Where are the Bottlenecks?
The reality is that the main bottleneck in today’s leading modern AFAs is the controller itself and not the SSDs (simply because there is enough performance in just a couple of dozen modern SAS/SATA SSDs to saturate most systems). Moving to competent NVMe SSDs will mean that those same controllers will now be saturated by maybe 10 NVMe SSDs. For example, a single NVMe drive may be able to read sequentially at 3GB/s, whereas a single SATA drive 500MB/s. Putting 24 NVMe drives in the controller doesn’t mean that magically the controller will now deliver 72GB/s. In the same way, a single SATA SSD might be able to do 100000 read small block random IOPS and an NVMe with better innards 400000 IOPS. Again, it doesn’t mean that same controller with 24 devices will all of a sudden now do 9.6 million IOPS!
How Tech is Adopted
Tech adoption comes in waves until a significant technology advancement is affordable and reliable enough to become pervasive. For instance, ABS brakes were first used in planes in 1929 and were too expensive and cumbersome to use in everyday cars. Today, most cars have ABS brakes and we take for granted the added safety they offer.
But consider this: What if someone told you that in order to get a new kind of car (that has several great benefits) you would have to utterly give up things like airbags, ABS brakes, all-wheel-drive, traction control, limited-slip differential? Without an equivalent replacement for these functions?
You would probably realize that you’re not that excited about the new car after all, no matter how much better than your existing car it might be in other key aspects.
Storage arrays follow a similar paradigm. There are several very important business reasons that make people ask for things like HA, very strong RAID, multi-level checksums, encryption, compression, data reduction, replication, snaps, clones, hot firmware updates. Or the ability to dynamically scale a system. Or comprehensive cross-stack analytics and automatic problem prevention.
Such features evolved over a long period of time, and help mitigate risk and accelerate business outcomes. They’re also not trivial to implement properly.
NVMe Arrays Today
The challenge I see with the current crop of ultra-fast NVMe over Fabrics arrays is that they’re so focused on speed that they ignore the aforementioned enterprise features in lieu of sheer performance. I get it: it takes great skill, time and effort to reliably implement such features, especially in a way that they don’t strip the performance potential of a system.
There is also a significant cost challenge in order to safely utilize NVMe media en masse. Dual-ported SSDs are crucial in order to deliver proper HA. Current dual-ported NVMe SSDs tend to be very expensive per TB vs current SAS/SATA SSDs. In addition, due to the much higher speed of the NVMe interface, even with future CPUs that include FPGAs, many CPUs and PCI switches are needed to create a highly scalable system that can fully utilize such SSDs (and maintain enterprise features), which further explains why most NVMe solutions using the more interesting devices tend to be rather limited.
There are also client-side challenges: Using NVMe over Fabrics can often mean purchasing new HBAs and switches, plus dealing with some compromises. For instance, in the case of RoCE, DCB switches are necessary, end-to-end congestion management is a challenge, and routability is not there until v2.
There’s a bright side: There actually exist some very practical ways to give customers the benefits of NVMe without taking away business-critical capabilities.

# # #

*TASK REQUIREMENTS*.
1 – The article on NVMe storage arrays imagines a new car that would force you to give up certain features. List every feature it names.
2 – According to the article on NVMe storage arrays, in what year were ABS brakes first used in planes?
3 – Translate this sentence from the article on NVMe storage arrays into Spanish: "Tech adoption comes in waves until a significant technology advancement is affordable and reliable enough to become pervasive."

*ENTRIES SHOWN*.
# # #

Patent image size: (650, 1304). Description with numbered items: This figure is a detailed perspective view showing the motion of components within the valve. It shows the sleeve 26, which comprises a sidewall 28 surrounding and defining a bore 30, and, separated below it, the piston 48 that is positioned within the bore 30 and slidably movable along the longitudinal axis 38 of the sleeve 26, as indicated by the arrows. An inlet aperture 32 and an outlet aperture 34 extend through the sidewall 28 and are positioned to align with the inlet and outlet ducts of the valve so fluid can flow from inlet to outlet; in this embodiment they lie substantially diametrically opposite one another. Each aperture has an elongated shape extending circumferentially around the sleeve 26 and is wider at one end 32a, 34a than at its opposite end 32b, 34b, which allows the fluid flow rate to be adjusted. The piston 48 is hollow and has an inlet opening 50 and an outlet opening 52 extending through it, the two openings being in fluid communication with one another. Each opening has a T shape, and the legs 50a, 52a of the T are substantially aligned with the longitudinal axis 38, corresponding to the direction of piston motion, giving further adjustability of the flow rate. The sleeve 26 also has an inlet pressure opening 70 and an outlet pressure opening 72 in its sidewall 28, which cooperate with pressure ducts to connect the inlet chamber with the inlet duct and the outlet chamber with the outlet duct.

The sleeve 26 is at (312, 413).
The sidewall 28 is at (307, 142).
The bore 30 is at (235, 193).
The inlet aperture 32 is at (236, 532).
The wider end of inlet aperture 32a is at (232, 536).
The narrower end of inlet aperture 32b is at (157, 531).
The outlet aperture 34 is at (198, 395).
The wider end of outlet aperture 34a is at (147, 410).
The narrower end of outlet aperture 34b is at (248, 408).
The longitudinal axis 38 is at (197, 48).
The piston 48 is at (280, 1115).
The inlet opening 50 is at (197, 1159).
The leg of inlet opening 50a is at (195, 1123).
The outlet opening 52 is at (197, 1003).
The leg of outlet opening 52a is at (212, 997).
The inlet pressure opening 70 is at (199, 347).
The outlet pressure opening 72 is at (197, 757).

# # #

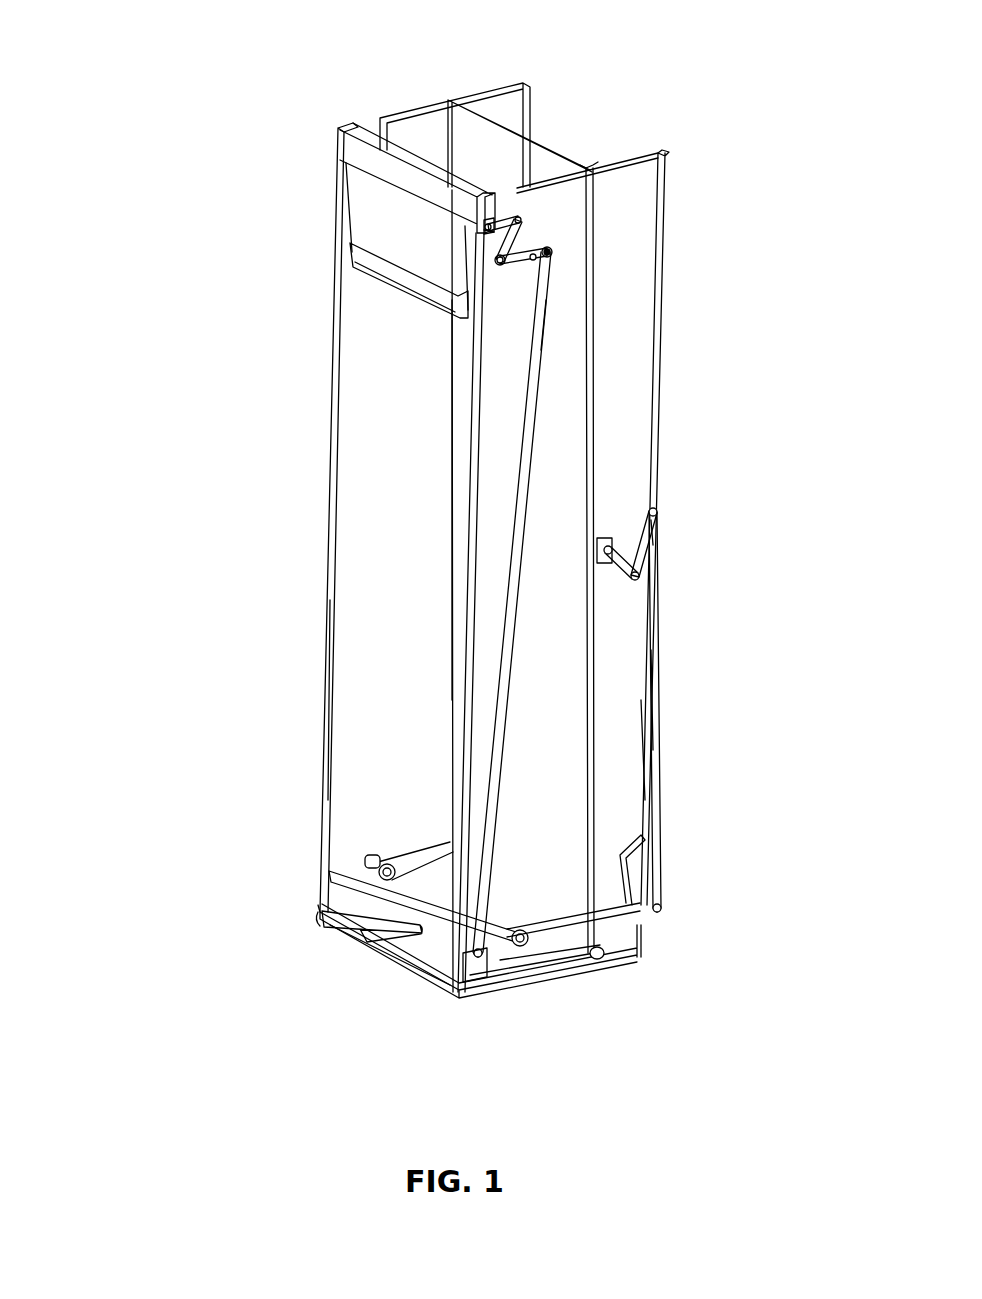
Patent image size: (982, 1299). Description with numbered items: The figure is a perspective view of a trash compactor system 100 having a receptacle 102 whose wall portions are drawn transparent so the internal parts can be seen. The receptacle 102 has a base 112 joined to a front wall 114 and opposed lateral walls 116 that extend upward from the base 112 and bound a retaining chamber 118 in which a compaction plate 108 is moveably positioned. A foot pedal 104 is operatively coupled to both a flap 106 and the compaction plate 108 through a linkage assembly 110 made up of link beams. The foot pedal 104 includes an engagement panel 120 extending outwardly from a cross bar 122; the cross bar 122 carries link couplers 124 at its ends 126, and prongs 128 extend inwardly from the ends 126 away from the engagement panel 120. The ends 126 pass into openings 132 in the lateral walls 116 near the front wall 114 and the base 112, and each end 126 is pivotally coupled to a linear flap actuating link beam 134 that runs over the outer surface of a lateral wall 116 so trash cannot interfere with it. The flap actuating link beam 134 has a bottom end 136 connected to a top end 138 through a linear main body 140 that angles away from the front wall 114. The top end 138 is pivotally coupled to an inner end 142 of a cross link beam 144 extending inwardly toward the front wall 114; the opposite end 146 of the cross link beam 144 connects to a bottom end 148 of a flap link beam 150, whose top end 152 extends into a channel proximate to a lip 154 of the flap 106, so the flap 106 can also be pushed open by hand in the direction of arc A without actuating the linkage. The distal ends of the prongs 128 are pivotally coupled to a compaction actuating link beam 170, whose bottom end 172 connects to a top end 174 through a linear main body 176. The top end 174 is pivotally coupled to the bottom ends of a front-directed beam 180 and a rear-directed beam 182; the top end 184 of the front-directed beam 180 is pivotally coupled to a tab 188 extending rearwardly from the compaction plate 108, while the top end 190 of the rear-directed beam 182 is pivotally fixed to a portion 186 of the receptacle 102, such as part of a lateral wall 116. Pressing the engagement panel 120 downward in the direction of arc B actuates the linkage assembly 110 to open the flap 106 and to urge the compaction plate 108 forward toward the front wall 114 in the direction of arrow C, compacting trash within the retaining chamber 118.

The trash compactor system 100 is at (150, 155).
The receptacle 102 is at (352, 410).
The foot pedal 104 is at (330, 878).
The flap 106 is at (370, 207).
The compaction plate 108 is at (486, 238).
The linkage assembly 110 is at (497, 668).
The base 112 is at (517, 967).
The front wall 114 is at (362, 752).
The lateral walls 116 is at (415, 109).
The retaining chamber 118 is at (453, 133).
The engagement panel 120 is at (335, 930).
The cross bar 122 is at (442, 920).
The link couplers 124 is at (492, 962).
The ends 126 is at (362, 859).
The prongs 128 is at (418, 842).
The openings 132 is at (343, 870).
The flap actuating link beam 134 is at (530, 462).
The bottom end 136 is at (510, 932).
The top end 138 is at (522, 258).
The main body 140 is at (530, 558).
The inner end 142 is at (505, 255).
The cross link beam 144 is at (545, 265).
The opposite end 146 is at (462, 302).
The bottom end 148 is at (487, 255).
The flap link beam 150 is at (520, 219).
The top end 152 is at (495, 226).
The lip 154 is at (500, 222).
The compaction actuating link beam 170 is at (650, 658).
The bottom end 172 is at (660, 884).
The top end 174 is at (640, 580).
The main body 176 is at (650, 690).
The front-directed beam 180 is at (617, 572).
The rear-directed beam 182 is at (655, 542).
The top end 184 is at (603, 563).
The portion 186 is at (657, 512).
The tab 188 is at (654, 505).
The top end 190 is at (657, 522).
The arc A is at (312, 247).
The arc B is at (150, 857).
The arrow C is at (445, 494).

# # #

*ANSWERS BELOW*.
1 –
- Airbags
- ABS brakes
- All-wheel-drive
- Traction control
- Limited-slip differential

2 – 1929

3 – La adopción de tecnología llega en oleadas hasta que un avance tecnológico significativo es lo bastante asequible y fiable como para generalizarse.